YOUR GOAL: Count how many lines hold the string "ylabel". Give that number alone.

Structured figure records:
----------------

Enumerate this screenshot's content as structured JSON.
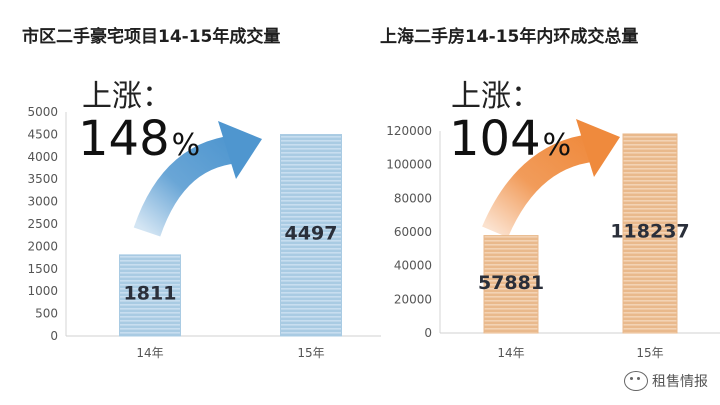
{
  "chart_data": [
    {
      "type": "bar",
      "title": "市区二手豪宅项目14-15年成交量",
      "categories": [
        "14年",
        "15年"
      ],
      "values": [
        1811,
        4497
      ],
      "ylim": [
        0,
        5000
      ],
      "yticks": [
        0,
        500,
        1000,
        1500,
        2000,
        2500,
        3000,
        3500,
        4000,
        4500,
        5000
      ],
      "annotation_label": "上涨：",
      "annotation_value": "148",
      "annotation_unit": "%",
      "bar_color": "#a9cbe3",
      "bar_stripe": "#c8def0",
      "arrow_color": "#4f96cf",
      "grid": false
    },
    {
      "type": "bar",
      "title": "上海二手房14-15年内环成交总量",
      "categories": [
        "14年",
        "15年"
      ],
      "values": [
        57881,
        118237
      ],
      "ylim": [
        0,
        120000
      ],
      "yticks": [
        0,
        20000,
        40000,
        60000,
        80000,
        100000,
        120000
      ],
      "annotation_label": "上涨：",
      "annotation_value": "104",
      "annotation_unit": "%",
      "bar_color": "#e9b98c",
      "bar_stripe": "#f3d3b4",
      "arrow_color": "#ef8a3d",
      "grid": false
    }
  ],
  "watermark": "租售情报"
}
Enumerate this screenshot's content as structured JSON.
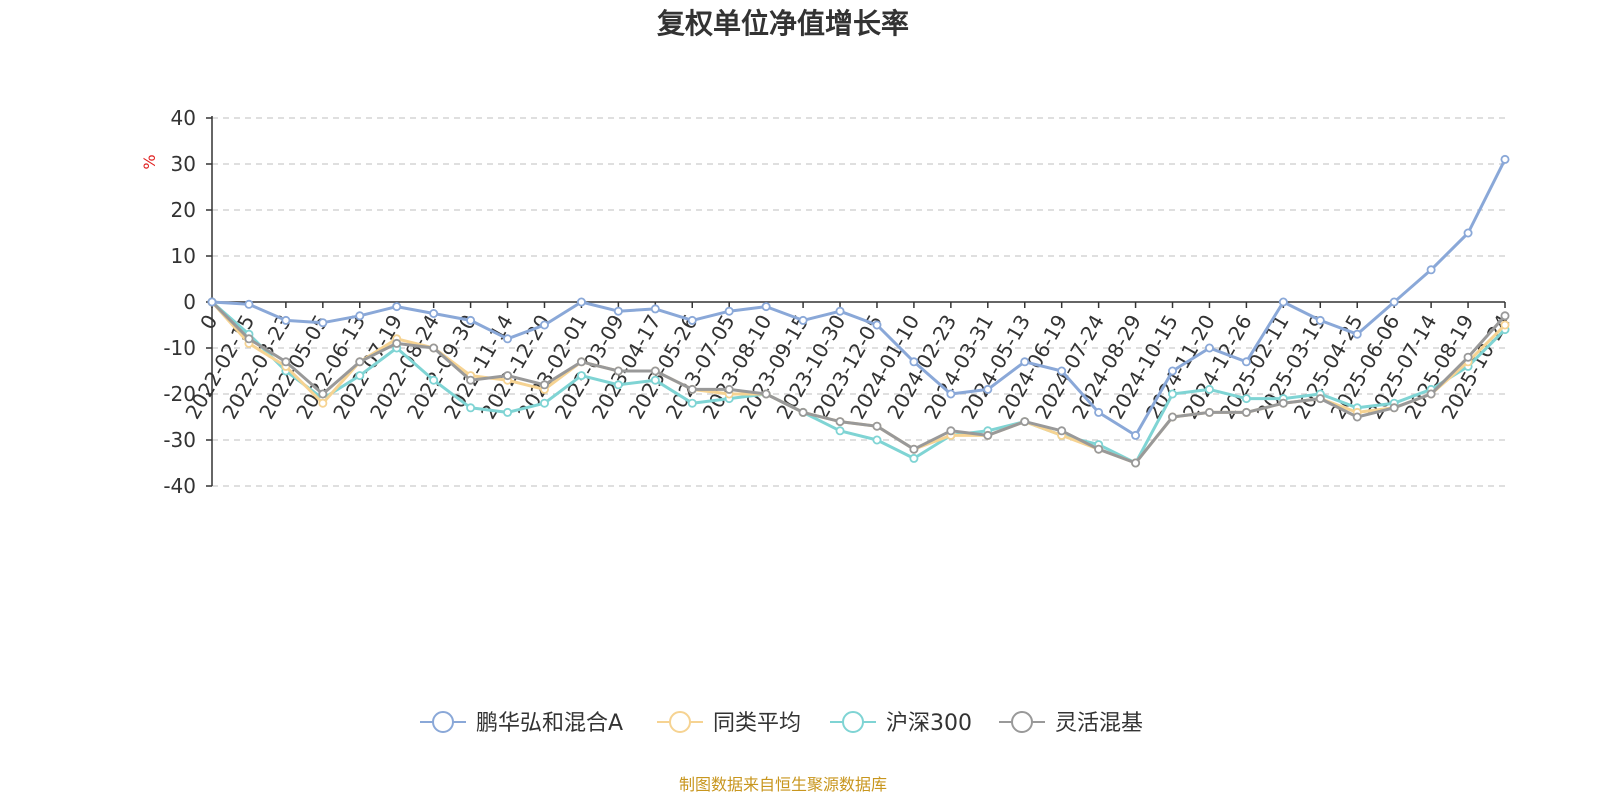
{
  "chart_data": {
    "type": "line",
    "title": "复权单位净值增长率",
    "ylabel": "%",
    "xlabel": "",
    "ylim": [
      -40,
      40
    ],
    "yticks": [
      40,
      30,
      20,
      10,
      0,
      -10,
      -20,
      -30,
      -40
    ],
    "grid": true,
    "legend_position": "bottom",
    "x": [
      "0",
      "2022-02-15",
      "2022-03-23",
      "2022-05-05",
      "2022-06-13",
      "2022-07-19",
      "2022-08-24",
      "2022-09-30",
      "2022-11-14",
      "2022-12-20",
      "2023-02-01",
      "2023-03-09",
      "2023-04-17",
      "2023-05-26",
      "2023-07-05",
      "2023-08-10",
      "2023-09-15",
      "2023-10-30",
      "2023-12-05",
      "2024-01-10",
      "2024-02-23",
      "2024-03-31",
      "2024-05-13",
      "2024-06-19",
      "2024-07-24",
      "2024-08-29",
      "2024-10-15",
      "2024-11-20",
      "2024-12-26",
      "2025-02-11",
      "2025-03-19",
      "2025-04-25",
      "2025-06-06",
      "2025-07-14",
      "2025-08-19",
      "2025-10-24"
    ],
    "series": [
      {
        "name": "鹏华弘和混合A",
        "color": "#8aa8d8",
        "values": [
          0,
          -0.5,
          -4,
          -4.5,
          -3,
          -1,
          -2.5,
          -4,
          -8,
          -5,
          0,
          -2,
          -1.5,
          -4,
          -2,
          -1,
          -4,
          -2,
          -5,
          -13,
          -20,
          -19,
          -13,
          -15,
          -24,
          -29,
          -15,
          -10,
          -13,
          0,
          -4,
          -7,
          0,
          7,
          15,
          31
        ]
      },
      {
        "name": "同类平均",
        "color": "#f6d392",
        "values": [
          0,
          -9,
          -14,
          -22,
          -13,
          -8,
          -10,
          -16,
          -17,
          -19,
          -13,
          -15,
          -15,
          -19,
          -20,
          -20,
          -24,
          -26,
          -27,
          -32,
          -29,
          -29,
          -26,
          -29,
          -32,
          -35,
          -25,
          -24,
          -24,
          -22,
          -21,
          -24,
          -23,
          -20,
          -13,
          -5
        ]
      },
      {
        "name": "沪深300",
        "color": "#7fd4d4",
        "values": [
          0,
          -7,
          -15,
          -21,
          -16,
          -10,
          -17,
          -23,
          -24,
          -22,
          -16,
          -18,
          -17,
          -22,
          -21,
          -20,
          -24,
          -28,
          -30,
          -34,
          -29,
          -28,
          -26,
          -29,
          -31,
          -35,
          -20,
          -19,
          -21,
          -21,
          -20,
          -23,
          -22,
          -19,
          -14,
          -6
        ]
      },
      {
        "name": "灵活混基",
        "color": "#999999",
        "values": [
          0,
          -8,
          -13,
          -20,
          -13,
          -9,
          -10,
          -17,
          -16,
          -18,
          -13,
          -15,
          -15,
          -19,
          -19,
          -20,
          -24,
          -26,
          -27,
          -32,
          -28,
          -29,
          -26,
          -28,
          -32,
          -35,
          -25,
          -24,
          -24,
          -22,
          -21,
          -25,
          -23,
          -20,
          -12,
          -3
        ]
      }
    ]
  },
  "source_note": "制图数据来自恒生聚源数据库"
}
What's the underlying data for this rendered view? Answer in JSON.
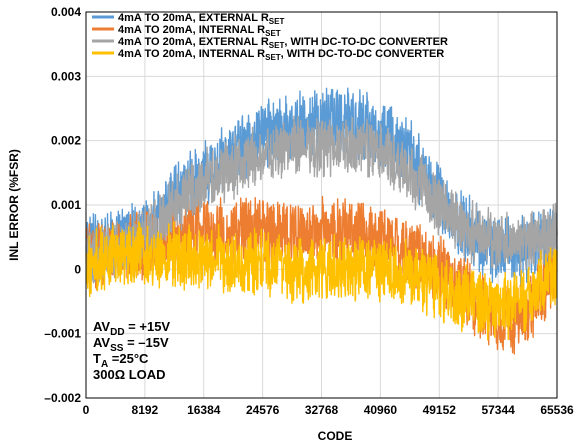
{
  "chart_data": {
    "type": "line",
    "xlabel": "CODE",
    "ylabel": "INL ERROR (%FSR)",
    "xlim": [
      0,
      65536
    ],
    "ylim": [
      -0.002,
      0.004
    ],
    "x_ticks": [
      0,
      8192,
      16384,
      24576,
      32768,
      40960,
      49152,
      57344,
      65536
    ],
    "x_tick_labels": [
      "0",
      "8192",
      "16384",
      "24576",
      "32768",
      "40960",
      "49152",
      "57344",
      "65536"
    ],
    "y_ticks": [
      -0.002,
      -0.001,
      0,
      0.001,
      0.002,
      0.003,
      0.004
    ],
    "y_tick_labels": [
      "–0.002",
      "–0.001",
      "0",
      "0.001",
      "0.002",
      "0.003",
      "0.004"
    ],
    "grid": true,
    "legend_position": "top-left",
    "colors": {
      "blue": "#5b9bd5",
      "orange": "#ed7d31",
      "gray": "#a5a5a5",
      "yellow": "#ffc000"
    },
    "series": [
      {
        "name_main": "4mA TO 20mA, EXTERNAL R",
        "name_sub": "SET",
        "name_tail": "",
        "color": "#5b9bd5",
        "x": [
          0,
          4096,
          8192,
          12288,
          16384,
          20480,
          24576,
          28672,
          32768,
          36864,
          40960,
          45056,
          49152,
          53248,
          57344,
          61440,
          65536
        ],
        "values": [
          0.0003,
          0.0004,
          0.0006,
          0.0011,
          0.0015,
          0.0018,
          0.0021,
          0.0022,
          0.0023,
          0.0023,
          0.0021,
          0.0018,
          0.0011,
          0.0006,
          0.0003,
          0.0003,
          0.0005
        ],
        "noise": 0.00045
      },
      {
        "name_main": "4mA TO 20mA, INTERNAL R",
        "name_sub": "SET",
        "name_tail": "",
        "color": "#ed7d31",
        "x": [
          0,
          4096,
          8192,
          12288,
          16384,
          20480,
          24576,
          28672,
          32768,
          36864,
          40960,
          45056,
          49152,
          53248,
          57344,
          61440,
          65536
        ],
        "values": [
          0.0002,
          0.0003,
          0.0004,
          0.0005,
          0.0006,
          0.0006,
          0.0006,
          0.0006,
          0.0006,
          0.0006,
          0.0005,
          0.0003,
          0.0,
          -0.0004,
          -0.0008,
          -0.0007,
          0.0
        ],
        "noise": 0.00045
      },
      {
        "name_main": "4mA TO 20mA, EXTERNAL R",
        "name_sub": "SET",
        "name_tail": ", WITH DC-TO-DC CONVERTER",
        "color": "#a5a5a5",
        "x": [
          0,
          4096,
          8192,
          12288,
          16384,
          20480,
          24576,
          28672,
          32768,
          36864,
          40960,
          45056,
          49152,
          53248,
          57344,
          61440,
          65536
        ],
        "values": [
          0.0002,
          0.0003,
          0.0005,
          0.001,
          0.0014,
          0.0016,
          0.0018,
          0.0019,
          0.0019,
          0.0019,
          0.0018,
          0.0015,
          0.001,
          0.0006,
          0.0004,
          0.0004,
          0.0006
        ],
        "noise": 0.0004
      },
      {
        "name_main": "4mA TO 20mA, INTERNAL R",
        "name_sub": "SET",
        "name_tail": ", WITH DC-TO-DC CONVERTER",
        "color": "#ffc000",
        "x": [
          0,
          4096,
          8192,
          12288,
          16384,
          20480,
          24576,
          28672,
          32768,
          36864,
          40960,
          45056,
          49152,
          53248,
          57344,
          61440,
          65536
        ],
        "values": [
          0.0001,
          0.0002,
          0.0002,
          0.0002,
          0.0002,
          0.0001,
          0.0001,
          0.0,
          0.0,
          0.0,
          0.0,
          -0.0001,
          -0.0003,
          -0.0005,
          -0.0006,
          -0.0005,
          0.0
        ],
        "noise": 0.00045
      }
    ],
    "annotations": [
      {
        "main": "AV",
        "sub": "DD",
        "tail": " = +15V"
      },
      {
        "main": "AV",
        "sub": "SS",
        "tail": " = –15V"
      },
      {
        "main": "T",
        "sub": "A",
        "tail": " =25°C"
      },
      {
        "main": "300Ω LOAD",
        "sub": "",
        "tail": ""
      }
    ]
  }
}
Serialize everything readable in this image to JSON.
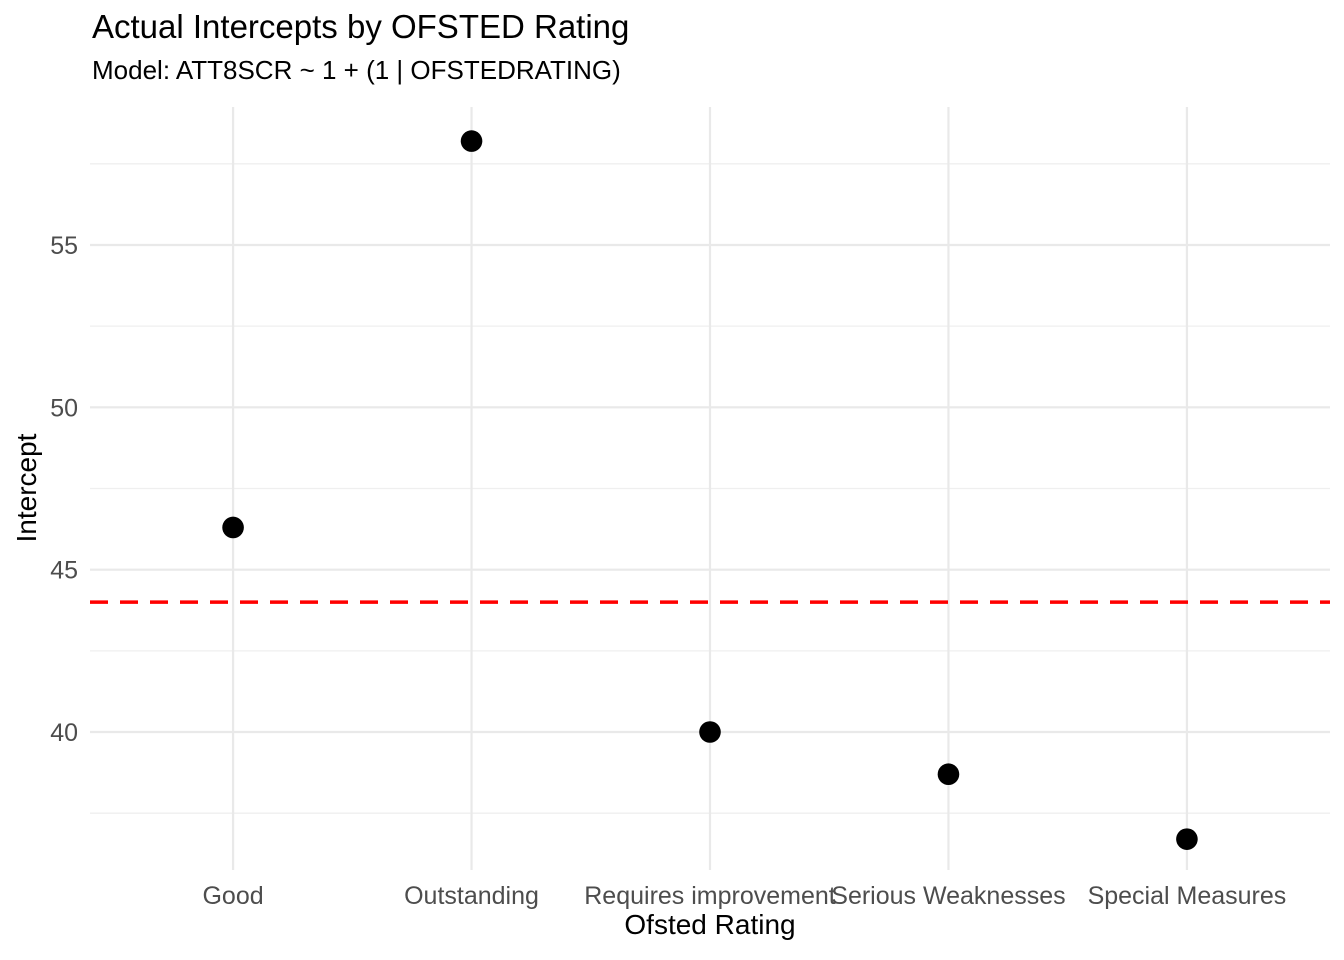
{
  "chart_data": {
    "type": "scatter",
    "title": "Actual Intercepts by OFSTED Rating",
    "subtitle": "Model: ATT8SCR ~ 1 + (1 | OFSTEDRATING)",
    "xlabel": "Ofsted Rating",
    "ylabel": "Intercept",
    "categories": [
      "Good",
      "Outstanding",
      "Requires improvement",
      "Serious Weaknesses",
      "Special Measures"
    ],
    "values": [
      46.3,
      58.2,
      40.0,
      38.7,
      36.7
    ],
    "reference_line": {
      "value": 44.0,
      "color": "#FF0000",
      "style": "dashed"
    },
    "ylim": [
      35.75,
      59.25
    ],
    "yticks": [
      40,
      45,
      50,
      55
    ],
    "yticks_minor": [
      37.5,
      42.5,
      47.5,
      52.5,
      57.5
    ],
    "grid": true,
    "legend": "none",
    "colors": {
      "point": "#000000",
      "grid_major": "#E9E9E9",
      "grid_minor": "#EFEFEF",
      "axis_text": "#4D4D4D",
      "title_text": "#000000",
      "background": "#FFFFFF"
    }
  }
}
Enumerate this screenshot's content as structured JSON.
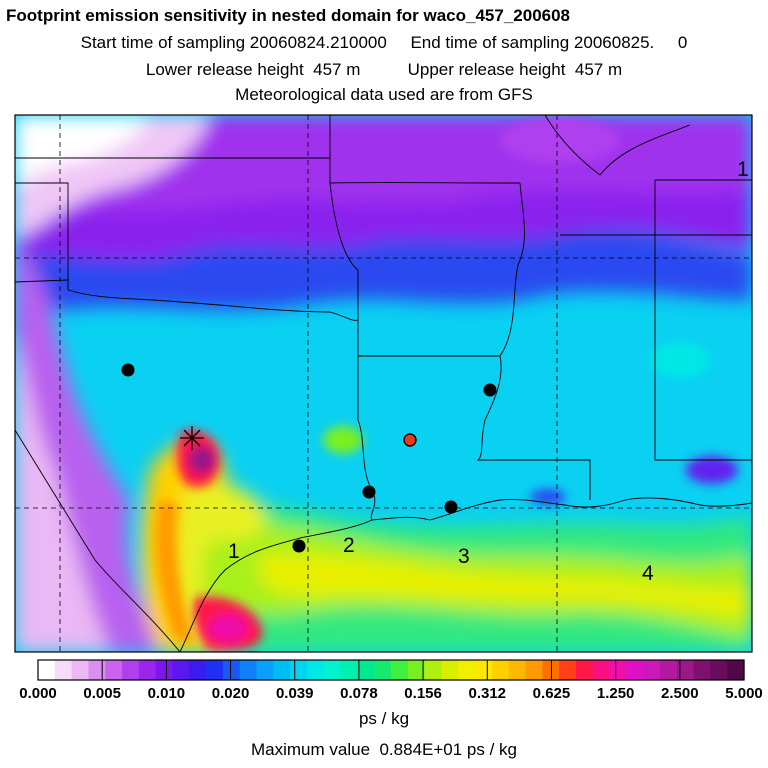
{
  "header": {
    "title": "Footprint emission sensitivity in nested domain for waco_457_200608",
    "sampling_line": "Start time of sampling 20060824.210000     End time of sampling 20060825.     0",
    "height_line": "Lower release height  457 m          Upper release height  457 m",
    "met_line": "Meteorological data used are from GFS"
  },
  "map": {
    "contour_labels": [
      "1",
      "1",
      "2",
      "3",
      "4"
    ],
    "receptor_color": "#e83a1e",
    "site_color": "#000000"
  },
  "colorbar": {
    "labels": [
      "0.000",
      "0.005",
      "0.010",
      "0.020",
      "0.039",
      "0.078",
      "0.156",
      "0.312",
      "0.625",
      "1.250",
      "2.500",
      "5.000"
    ],
    "colors": [
      "#ffffff",
      "#f6dcf8",
      "#ebb8f3",
      "#dc8ff0",
      "#c864ef",
      "#b040ef",
      "#9a26ee",
      "#7e16ef",
      "#5a18ee",
      "#3a1cec",
      "#2030f0",
      "#1858f5",
      "#1080f8",
      "#08a0fa",
      "#00bcf5",
      "#00d4f0",
      "#00e8e6",
      "#00f2d0",
      "#00f0b0",
      "#00e890",
      "#18e870",
      "#40f040",
      "#78f020",
      "#b0f010",
      "#d8f000",
      "#f0f000",
      "#ffe800",
      "#ffd000",
      "#ffb800",
      "#ff9a00",
      "#ff7000",
      "#ff4018",
      "#ff1848",
      "#f81080",
      "#ee10a8",
      "#e010c8",
      "#cc18b8",
      "#b418a0",
      "#9a1888",
      "#801070",
      "#680c5c",
      "#520848"
    ],
    "unit": "ps / kg",
    "max_value": "Maximum value  0.884E+01 ps / kg"
  }
}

----------------

PROBLEM SOLUTION: 3